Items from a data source
—————

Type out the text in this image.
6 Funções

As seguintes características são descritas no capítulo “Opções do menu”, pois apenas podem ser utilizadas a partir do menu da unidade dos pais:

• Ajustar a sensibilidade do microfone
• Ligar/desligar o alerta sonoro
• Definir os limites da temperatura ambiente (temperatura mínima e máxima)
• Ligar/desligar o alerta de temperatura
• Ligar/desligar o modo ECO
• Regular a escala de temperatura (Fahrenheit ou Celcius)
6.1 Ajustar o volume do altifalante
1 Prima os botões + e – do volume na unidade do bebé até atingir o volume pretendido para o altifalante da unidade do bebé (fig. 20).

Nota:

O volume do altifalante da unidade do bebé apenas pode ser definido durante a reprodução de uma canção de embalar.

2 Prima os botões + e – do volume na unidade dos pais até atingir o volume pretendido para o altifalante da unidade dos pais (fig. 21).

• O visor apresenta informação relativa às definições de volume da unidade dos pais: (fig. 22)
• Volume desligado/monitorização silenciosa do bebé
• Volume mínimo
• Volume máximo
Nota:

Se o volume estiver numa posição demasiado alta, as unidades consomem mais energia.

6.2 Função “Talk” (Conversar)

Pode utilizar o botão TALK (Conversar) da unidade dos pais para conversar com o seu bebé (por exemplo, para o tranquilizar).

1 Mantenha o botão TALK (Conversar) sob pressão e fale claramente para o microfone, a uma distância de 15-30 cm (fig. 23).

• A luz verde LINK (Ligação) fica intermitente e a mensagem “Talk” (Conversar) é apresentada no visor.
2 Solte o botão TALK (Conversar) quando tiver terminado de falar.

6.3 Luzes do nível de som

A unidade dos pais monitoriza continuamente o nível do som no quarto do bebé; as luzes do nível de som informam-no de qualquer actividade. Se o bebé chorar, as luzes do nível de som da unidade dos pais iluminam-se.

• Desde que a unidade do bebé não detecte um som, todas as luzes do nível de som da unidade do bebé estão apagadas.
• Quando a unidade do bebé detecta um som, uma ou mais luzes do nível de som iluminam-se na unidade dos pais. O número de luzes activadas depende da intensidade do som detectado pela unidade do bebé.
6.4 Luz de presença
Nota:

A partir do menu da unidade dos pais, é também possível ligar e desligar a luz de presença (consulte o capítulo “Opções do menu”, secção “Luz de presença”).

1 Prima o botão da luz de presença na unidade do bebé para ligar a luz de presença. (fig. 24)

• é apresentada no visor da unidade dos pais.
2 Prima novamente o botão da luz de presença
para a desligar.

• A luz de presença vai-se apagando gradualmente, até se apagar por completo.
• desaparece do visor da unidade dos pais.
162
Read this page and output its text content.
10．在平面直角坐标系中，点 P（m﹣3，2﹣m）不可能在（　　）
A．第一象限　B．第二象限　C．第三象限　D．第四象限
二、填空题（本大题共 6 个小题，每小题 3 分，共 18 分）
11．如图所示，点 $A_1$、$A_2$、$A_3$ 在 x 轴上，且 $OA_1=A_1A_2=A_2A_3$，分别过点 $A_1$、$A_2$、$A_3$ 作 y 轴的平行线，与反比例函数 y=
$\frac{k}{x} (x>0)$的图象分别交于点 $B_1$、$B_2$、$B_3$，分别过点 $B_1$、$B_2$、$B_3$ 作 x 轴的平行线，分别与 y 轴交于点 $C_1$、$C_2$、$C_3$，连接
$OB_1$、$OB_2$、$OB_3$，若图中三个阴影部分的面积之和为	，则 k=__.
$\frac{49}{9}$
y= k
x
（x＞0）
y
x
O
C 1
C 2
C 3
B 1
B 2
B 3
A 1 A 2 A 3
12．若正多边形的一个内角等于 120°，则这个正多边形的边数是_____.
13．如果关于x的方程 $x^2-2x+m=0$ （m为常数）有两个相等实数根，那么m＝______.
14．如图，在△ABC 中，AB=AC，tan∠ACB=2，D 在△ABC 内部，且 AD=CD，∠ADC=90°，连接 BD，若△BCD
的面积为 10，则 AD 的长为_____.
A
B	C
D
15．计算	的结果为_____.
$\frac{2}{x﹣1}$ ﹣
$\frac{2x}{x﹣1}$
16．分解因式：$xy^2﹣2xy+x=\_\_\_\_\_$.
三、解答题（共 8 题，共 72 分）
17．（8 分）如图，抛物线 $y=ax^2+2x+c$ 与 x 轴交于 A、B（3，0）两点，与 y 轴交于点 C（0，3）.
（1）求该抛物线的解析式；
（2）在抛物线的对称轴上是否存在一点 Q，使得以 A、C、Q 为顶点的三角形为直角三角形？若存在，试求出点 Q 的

—————

■ DIRECTIONS
The entries above should be repeated exactly, every one of them.

■ OUTPUT BELOW
Type out the text in this image.
6 Funções

As seguintes características são descritas no capítulo “Opções do menu”, pois apenas podem ser utilizadas a partir do menu da unidade dos pais:

• Ajustar a sensibilidade do microfone
• Ligar/desligar o alerta sonoro
• Definir os limites da temperatura ambiente (temperatura mínima e máxima)
• Ligar/desligar o alerta de temperatura
• Ligar/desligar o modo ECO
• Regular a escala de temperatura (Fahrenheit ou Celcius)
6.1 Ajustar o volume do altifalante
1 Prima os botões + e – do volume na unidade do bebé até atingir o volume pretendido para o altifalante da unidade do bebé (fig. 20).

Nota:

O volume do altifalante da unidade do bebé apenas pode ser definido durante a reprodução de uma canção de embalar.

2 Prima os botões + e – do volume na unidade dos pais até atingir o volume pretendido para o altifalante da unidade dos pais (fig. 21).

• O visor apresenta informação relativa às definições de volume da unidade dos pais: (fig. 22)
• Volume desligado/monitorização silenciosa do bebé
• Volume mínimo
• Volume máximo
Nota:

Se o volume estiver numa posição demasiado alta, as unidades consomem mais energia.

6.2 Função “Talk” (Conversar)

Pode utilizar o botão TALK (Conversar) da unidade dos pais para conversar com o seu bebé (por exemplo, para o tranquilizar).

1 Mantenha o botão TALK (Conversar) sob pressão e fale claramente para o microfone, a uma distância de 15-30 cm (fig. 23).

• A luz verde LINK (Ligação) fica intermitente e a mensagem “Talk” (Conversar) é apresentada no visor.
2 Solte o botão TALK (Conversar) quando tiver terminado de falar.

6.3 Luzes do nível de som

A unidade dos pais monitoriza continuamente o nível do som no quarto do bebé; as luzes do nível de som informam-no de qualquer actividade. Se o bebé chorar, as luzes do nível de som da unidade dos pais iluminam-se.

• Desde que a unidade do bebé não detecte um som, todas as luzes do nível de som da unidade do bebé estão apagadas.
• Quando a unidade do bebé detecta um som, uma ou mais luzes do nível de som iluminam-se na unidade dos pais. O número de luzes activadas depende da intensidade do som detectado pela unidade do bebé.
6.4 Luz de presença
Nota:

A partir do menu da unidade dos pais, é também possível ligar e desligar a luz de presença (consulte o capítulo “Opções do menu”, secção “Luz de presença”).

1 Prima o botão da luz de presença na unidade do bebé para ligar a luz de presença. (fig. 24)

• é apresentada no visor da unidade dos pais.
2 Prima novamente o botão da luz de presença
para a desligar.

• A luz de presença vai-se apagando gradualmente, até se apagar por completo.
• desaparece do visor da unidade dos pais.
162
Read this page and output its text content.
10．在平面直角坐标系中，点 P（m﹣3，2﹣m）不可能在（　　）
A．第一象限　B．第二象限　C．第三象限　D．第四象限
二、填空题（本大题共 6 个小题，每小题 3 分，共 18 分）
11．如图所示，点 $A_1$、$A_2$、$A_3$ 在 x 轴上，且 $OA_1=A_1A_2=A_2A_3$，分别过点 $A_1$、$A_2$、$A_3$ 作 y 轴的平行线，与反比例函数 y=
$\frac{k}{x} (x>0)$的图象分别交于点 $B_1$、$B_2$、$B_3$，分别过点 $B_1$、$B_2$、$B_3$ 作 x 轴的平行线，分别与 y 轴交于点 $C_1$、$C_2$、$C_3$，连接
$OB_1$、$OB_2$、$OB_3$，若图中三个阴影部分的面积之和为	，则 k=__.
$\frac{49}{9}$
y= k
x
（x＞0）
y
x
O
C 1
C 2
C 3
B 1
B 2
B 3
A 1 A 2 A 3
12．若正多边形的一个内角等于 120°，则这个正多边形的边数是_____.
13．如果关于x的方程 $x^2-2x+m=0$ （m为常数）有两个相等实数根，那么m＝______.
14．如图，在△ABC 中，AB=AC，tan∠ACB=2，D 在△ABC 内部，且 AD=CD，∠ADC=90°，连接 BD，若△BCD
的面积为 10，则 AD 的长为_____.
A
B	C
D
15．计算	的结果为_____.
$\frac{2}{x﹣1}$ ﹣
$\frac{2x}{x﹣1}$
16．分解因式：$xy^2﹣2xy+x=\_\_\_\_\_$.
三、解答题（共 8 题，共 72 分）
17．（8 分）如图，抛物线 $y=ax^2+2x+c$ 与 x 轴交于 A、B（3，0）两点，与 y 轴交于点 C（0，3）.
（1）求该抛物线的解析式；
（2）在抛物线的对称轴上是否存在一点 Q，使得以 A、C、Q 为顶点的三角形为直角三角形？若存在，试求出点 Q 的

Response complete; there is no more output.